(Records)
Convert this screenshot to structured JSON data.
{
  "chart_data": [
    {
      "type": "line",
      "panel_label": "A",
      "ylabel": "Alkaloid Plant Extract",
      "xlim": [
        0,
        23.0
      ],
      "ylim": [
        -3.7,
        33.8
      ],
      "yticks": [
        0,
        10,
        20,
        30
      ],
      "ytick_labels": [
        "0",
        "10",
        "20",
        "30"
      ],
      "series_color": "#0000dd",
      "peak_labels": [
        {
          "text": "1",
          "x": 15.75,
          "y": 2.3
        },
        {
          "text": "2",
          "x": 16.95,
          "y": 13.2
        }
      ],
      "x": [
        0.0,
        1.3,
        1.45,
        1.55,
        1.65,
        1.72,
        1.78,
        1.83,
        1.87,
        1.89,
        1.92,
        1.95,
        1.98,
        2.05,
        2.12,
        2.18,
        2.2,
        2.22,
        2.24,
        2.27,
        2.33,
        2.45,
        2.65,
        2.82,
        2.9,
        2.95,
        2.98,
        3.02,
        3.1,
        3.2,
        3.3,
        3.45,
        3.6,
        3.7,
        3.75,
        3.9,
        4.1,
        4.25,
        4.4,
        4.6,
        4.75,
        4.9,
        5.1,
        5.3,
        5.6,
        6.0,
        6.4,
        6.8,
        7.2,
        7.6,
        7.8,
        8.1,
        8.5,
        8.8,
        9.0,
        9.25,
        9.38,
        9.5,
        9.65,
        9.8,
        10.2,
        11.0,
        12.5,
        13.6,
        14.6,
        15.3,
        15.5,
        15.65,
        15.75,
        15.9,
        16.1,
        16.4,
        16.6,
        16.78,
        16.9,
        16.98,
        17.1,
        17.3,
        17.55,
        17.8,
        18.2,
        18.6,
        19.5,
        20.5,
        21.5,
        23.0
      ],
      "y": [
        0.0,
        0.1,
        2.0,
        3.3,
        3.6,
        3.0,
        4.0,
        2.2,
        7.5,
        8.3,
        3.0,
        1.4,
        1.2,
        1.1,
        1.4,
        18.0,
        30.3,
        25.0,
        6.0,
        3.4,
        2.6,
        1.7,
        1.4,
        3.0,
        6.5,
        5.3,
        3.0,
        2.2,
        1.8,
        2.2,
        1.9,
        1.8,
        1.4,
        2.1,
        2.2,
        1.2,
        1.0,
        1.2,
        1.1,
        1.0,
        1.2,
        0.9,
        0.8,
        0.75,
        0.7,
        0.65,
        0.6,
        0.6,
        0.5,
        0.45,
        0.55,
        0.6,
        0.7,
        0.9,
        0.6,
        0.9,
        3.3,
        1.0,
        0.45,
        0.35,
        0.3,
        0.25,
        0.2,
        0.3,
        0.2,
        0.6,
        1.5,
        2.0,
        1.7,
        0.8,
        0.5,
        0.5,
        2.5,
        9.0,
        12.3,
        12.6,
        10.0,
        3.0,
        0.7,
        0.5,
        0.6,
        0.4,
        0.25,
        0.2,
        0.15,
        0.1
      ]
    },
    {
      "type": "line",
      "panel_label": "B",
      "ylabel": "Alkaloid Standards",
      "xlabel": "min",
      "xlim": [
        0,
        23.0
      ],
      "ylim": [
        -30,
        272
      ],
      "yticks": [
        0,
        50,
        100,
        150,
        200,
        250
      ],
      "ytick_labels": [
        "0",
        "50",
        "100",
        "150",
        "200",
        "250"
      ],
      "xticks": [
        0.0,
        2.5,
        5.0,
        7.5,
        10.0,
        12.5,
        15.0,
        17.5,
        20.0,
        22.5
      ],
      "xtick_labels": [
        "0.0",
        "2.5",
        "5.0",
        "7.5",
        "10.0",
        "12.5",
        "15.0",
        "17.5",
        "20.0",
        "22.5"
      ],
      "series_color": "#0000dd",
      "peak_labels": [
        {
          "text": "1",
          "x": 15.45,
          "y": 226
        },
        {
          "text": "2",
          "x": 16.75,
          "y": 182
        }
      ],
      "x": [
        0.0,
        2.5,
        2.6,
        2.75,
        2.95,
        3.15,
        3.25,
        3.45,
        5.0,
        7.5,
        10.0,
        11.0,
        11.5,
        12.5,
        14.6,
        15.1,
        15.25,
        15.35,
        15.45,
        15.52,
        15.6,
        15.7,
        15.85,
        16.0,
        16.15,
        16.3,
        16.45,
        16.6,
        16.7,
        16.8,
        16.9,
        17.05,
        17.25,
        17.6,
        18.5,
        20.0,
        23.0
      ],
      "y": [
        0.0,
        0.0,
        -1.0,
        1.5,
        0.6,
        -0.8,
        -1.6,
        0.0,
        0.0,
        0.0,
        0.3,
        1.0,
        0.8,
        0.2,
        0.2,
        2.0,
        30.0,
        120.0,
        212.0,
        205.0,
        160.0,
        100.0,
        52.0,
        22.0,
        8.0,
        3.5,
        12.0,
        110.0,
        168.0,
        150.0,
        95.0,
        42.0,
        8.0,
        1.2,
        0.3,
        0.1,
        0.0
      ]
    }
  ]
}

▸ **Work to be completed**
Pull out every line in the data above that has the word "Alkaloid".

▸ **Answer to the task**
      "ylabel": "Alkaloid Plant Extract",
      "ylabel": "Alkaloid Standards",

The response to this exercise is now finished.